• **DO THIS**: Write out every entry precisely as given, leaving the pictures out.

***

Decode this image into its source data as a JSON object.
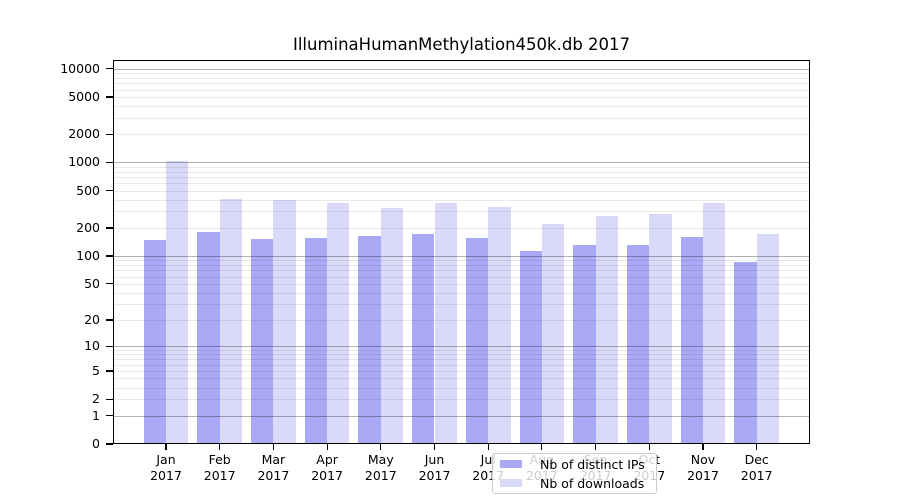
{
  "chart_data": {
    "type": "bar",
    "title": "IlluminaHumanMethylation450k.db 2017",
    "categories": [
      "Jan",
      "Feb",
      "Mar",
      "Apr",
      "May",
      "Jun",
      "Jul",
      "Aug",
      "Sep",
      "Oct",
      "Nov",
      "Dec"
    ],
    "year": "2017",
    "series": [
      {
        "name": "Nb of distinct IPs",
        "color": "#a9a9f5",
        "values": [
          148,
          183,
          152,
          157,
          165,
          173,
          155,
          114,
          131,
          130,
          161,
          87
        ]
      },
      {
        "name": "Nb of downloads",
        "color": "#dbd9f8",
        "values": [
          1040,
          408,
          400,
          367,
          325,
          370,
          333,
          221,
          270,
          282,
          367,
          171
        ]
      }
    ],
    "yscale": "log10(v+1)",
    "yticks": [
      0,
      1,
      2,
      5,
      10,
      20,
      50,
      100,
      200,
      500,
      1000,
      2000,
      5000,
      10000
    ],
    "ylim": [
      0,
      12400
    ],
    "xlabel": "",
    "ylabel": "",
    "grid": true,
    "legend_position": "lower center"
  },
  "colors": {
    "grid_major": "rgba(0,0,0,0.30)",
    "grid_minor": "rgba(0,0,0,0.085)",
    "axis": "#000000",
    "background": "#ffffff"
  }
}
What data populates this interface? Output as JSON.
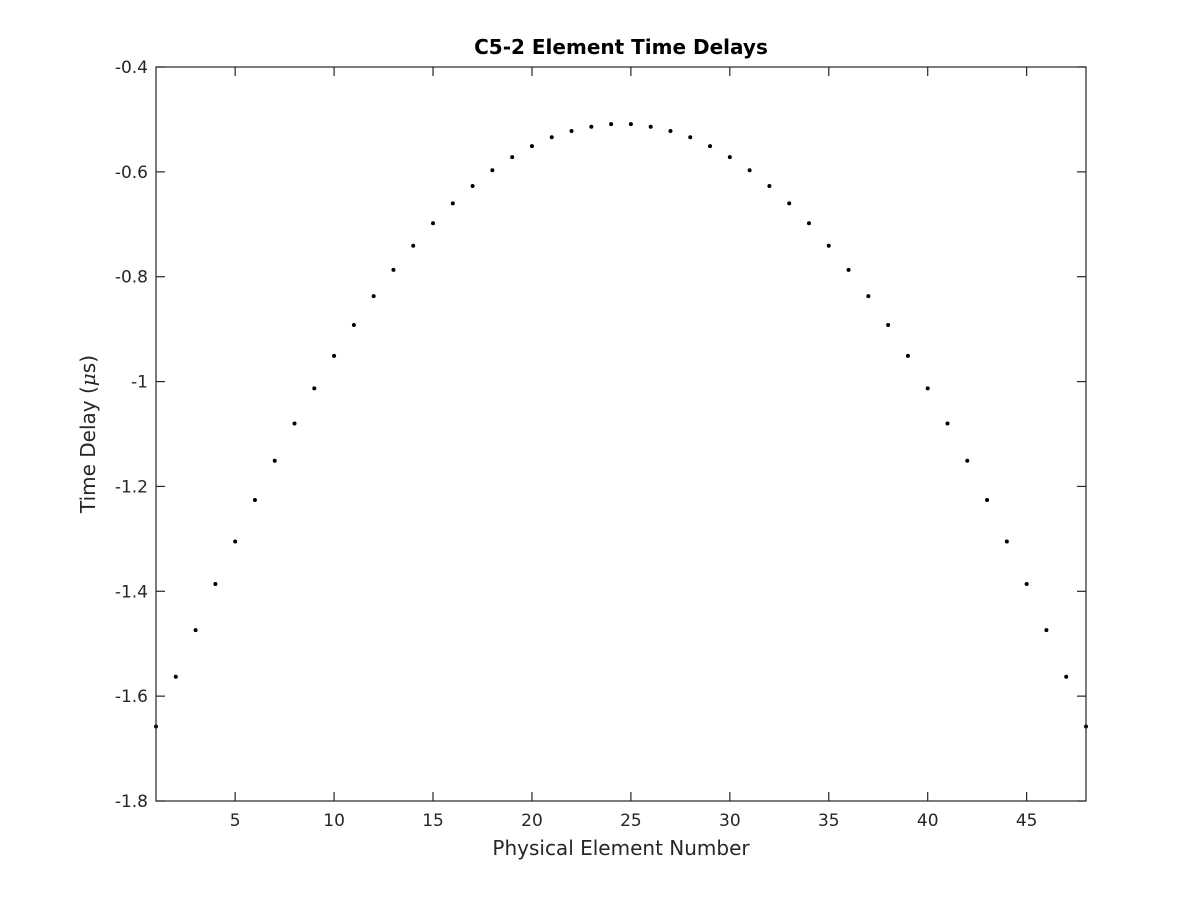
{
  "chart_data": {
    "type": "scatter",
    "title": "C5-2 Element Time Delays",
    "xlabel": "Physical Element Number",
    "ylabel_prefix": "Time Delay (",
    "ylabel_mu": "μ",
    "ylabel_suffix": "s)",
    "xlim": [
      1,
      48
    ],
    "ylim": [
      -1.8,
      -0.4
    ],
    "xticks": [
      5,
      10,
      15,
      20,
      25,
      30,
      35,
      40,
      45
    ],
    "xtick_labels": [
      "5",
      "10",
      "15",
      "20",
      "25",
      "30",
      "35",
      "40",
      "45"
    ],
    "yticks": [
      -1.8,
      -1.6,
      -1.4,
      -1.2,
      -1.0,
      -0.8,
      -0.6,
      -0.4
    ],
    "ytick_labels": [
      "-1.8",
      "-1.6",
      "-1.4",
      "-1.2",
      "-1",
      "-0.8",
      "-0.6",
      "-0.4"
    ],
    "grid": false,
    "legend": "none",
    "marker_color": "#000000",
    "x": [
      1,
      2,
      3,
      4,
      5,
      6,
      7,
      8,
      9,
      10,
      11,
      12,
      13,
      14,
      15,
      16,
      17,
      18,
      19,
      20,
      21,
      22,
      23,
      24,
      25,
      26,
      27,
      28,
      29,
      30,
      31,
      32,
      33,
      34,
      35,
      36,
      37,
      38,
      39,
      40,
      41,
      42,
      43,
      44,
      45,
      46,
      47,
      48
    ],
    "y": [
      -1.658,
      -1.563,
      -1.474,
      -1.386,
      -1.305,
      -1.226,
      -1.151,
      -1.08,
      -1.013,
      -0.951,
      -0.892,
      -0.837,
      -0.787,
      -0.741,
      -0.698,
      -0.66,
      -0.627,
      -0.597,
      -0.572,
      -0.551,
      -0.534,
      -0.522,
      -0.514,
      -0.509,
      -0.509,
      -0.514,
      -0.522,
      -0.534,
      -0.551,
      -0.572,
      -0.597,
      -0.627,
      -0.66,
      -0.698,
      -0.741,
      -0.787,
      -0.837,
      -0.892,
      -0.951,
      -1.013,
      -1.08,
      -1.151,
      -1.226,
      -1.305,
      -1.386,
      -1.474,
      -1.563,
      -1.658
    ]
  }
}
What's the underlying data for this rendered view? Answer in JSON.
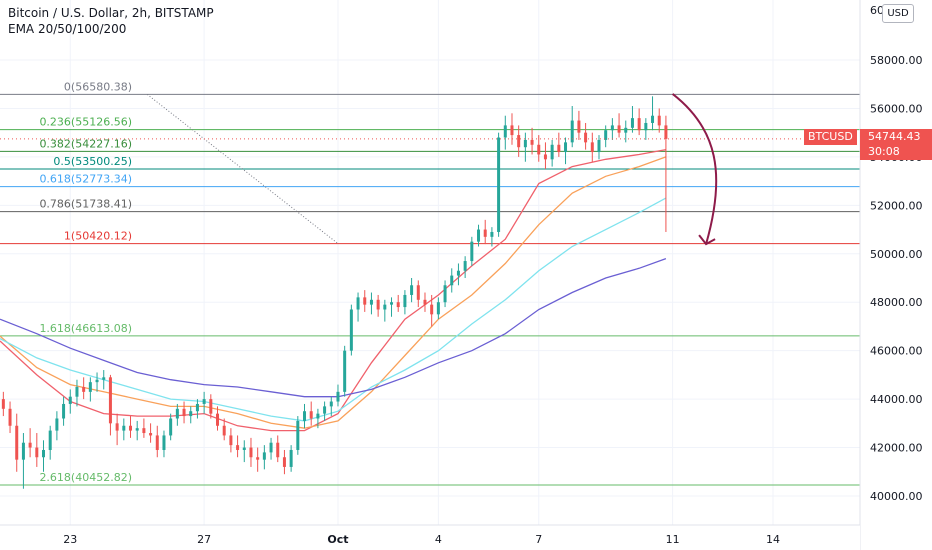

***

• **TASK OUTPUT**:
Decode this image into its source data as a JSON object.
{
  "chart_data": {
    "type": "bar",
    "title": "IlluminaHumanMethylation450k.db 2017",
    "categories": [
      "Jan",
      "Feb",
      "Mar",
      "Apr",
      "May",
      "Jun",
      "Jul",
      "Aug",
      "Sep",
      "Oct",
      "Nov",
      "Dec"
    ],
    "year": "2017",
    "series": [
      {
        "name": "Nb of distinct IPs",
        "color": "#a9a9f5",
        "values": [
          148,
          183,
          152,
          157,
          165,
          173,
          155,
          114,
          131,
          130,
          161,
          87
        ]
      },
      {
        "name": "Nb of downloads",
        "color": "#dbd9f8",
        "values": [
          1040,
          408,
          400,
          367,
          325,
          370,
          333,
          221,
          270,
          282,
          367,
          171
        ]
      }
    ],
    "yscale": "log10(v+1)",
    "yticks": [
      0,
      1,
      2,
      5,
      10,
      20,
      50,
      100,
      200,
      500,
      1000,
      2000,
      5000,
      10000
    ],
    "ylim": [
      0,
      12400
    ],
    "xlabel": "",
    "ylabel": "",
    "grid": true,
    "legend_position": "lower center"
  },
  "colors": {
    "grid_major": "rgba(0,0,0,0.30)",
    "grid_minor": "rgba(0,0,0,0.085)",
    "axis": "#000000",
    "background": "#ffffff"
  }
}
What data populates this interface? Output as JSON.
{
  "chart_data": {
    "type": "scatter",
    "title": "C5-2 Element Time Delays",
    "xlabel": "Physical Element Number",
    "ylabel_prefix": "Time Delay (",
    "ylabel_mu": "μ",
    "ylabel_suffix": "s)",
    "xlim": [
      1,
      48
    ],
    "ylim": [
      -1.8,
      -0.4
    ],
    "xticks": [
      5,
      10,
      15,
      20,
      25,
      30,
      35,
      40,
      45
    ],
    "xtick_labels": [
      "5",
      "10",
      "15",
      "20",
      "25",
      "30",
      "35",
      "40",
      "45"
    ],
    "yticks": [
      -1.8,
      -1.6,
      -1.4,
      -1.2,
      -1.0,
      -0.8,
      -0.6,
      -0.4
    ],
    "ytick_labels": [
      "-1.8",
      "-1.6",
      "-1.4",
      "-1.2",
      "-1",
      "-0.8",
      "-0.6",
      "-0.4"
    ],
    "grid": false,
    "legend": "none",
    "marker_color": "#000000",
    "x": [
      1,
      2,
      3,
      4,
      5,
      6,
      7,
      8,
      9,
      10,
      11,
      12,
      13,
      14,
      15,
      16,
      17,
      18,
      19,
      20,
      21,
      22,
      23,
      24,
      25,
      26,
      27,
      28,
      29,
      30,
      31,
      32,
      33,
      34,
      35,
      36,
      37,
      38,
      39,
      40,
      41,
      42,
      43,
      44,
      45,
      46,
      47,
      48
    ],
    "y": [
      -1.658,
      -1.563,
      -1.474,
      -1.386,
      -1.305,
      -1.226,
      -1.151,
      -1.08,
      -1.013,
      -0.951,
      -0.892,
      -0.837,
      -0.787,
      -0.741,
      -0.698,
      -0.66,
      -0.627,
      -0.597,
      -0.572,
      -0.551,
      -0.534,
      -0.522,
      -0.514,
      -0.509,
      -0.509,
      -0.514,
      -0.522,
      -0.534,
      -0.551,
      -0.572,
      -0.597,
      -0.627,
      -0.66,
      -0.698,
      -0.741,
      -0.787,
      -0.837,
      -0.892,
      -0.951,
      -1.013,
      -1.08,
      -1.151,
      -1.226,
      -1.305,
      -1.386,
      -1.474,
      -1.563,
      -1.658
    ]
  }
}
What's the underlying data for this rendered view? Answer in JSON.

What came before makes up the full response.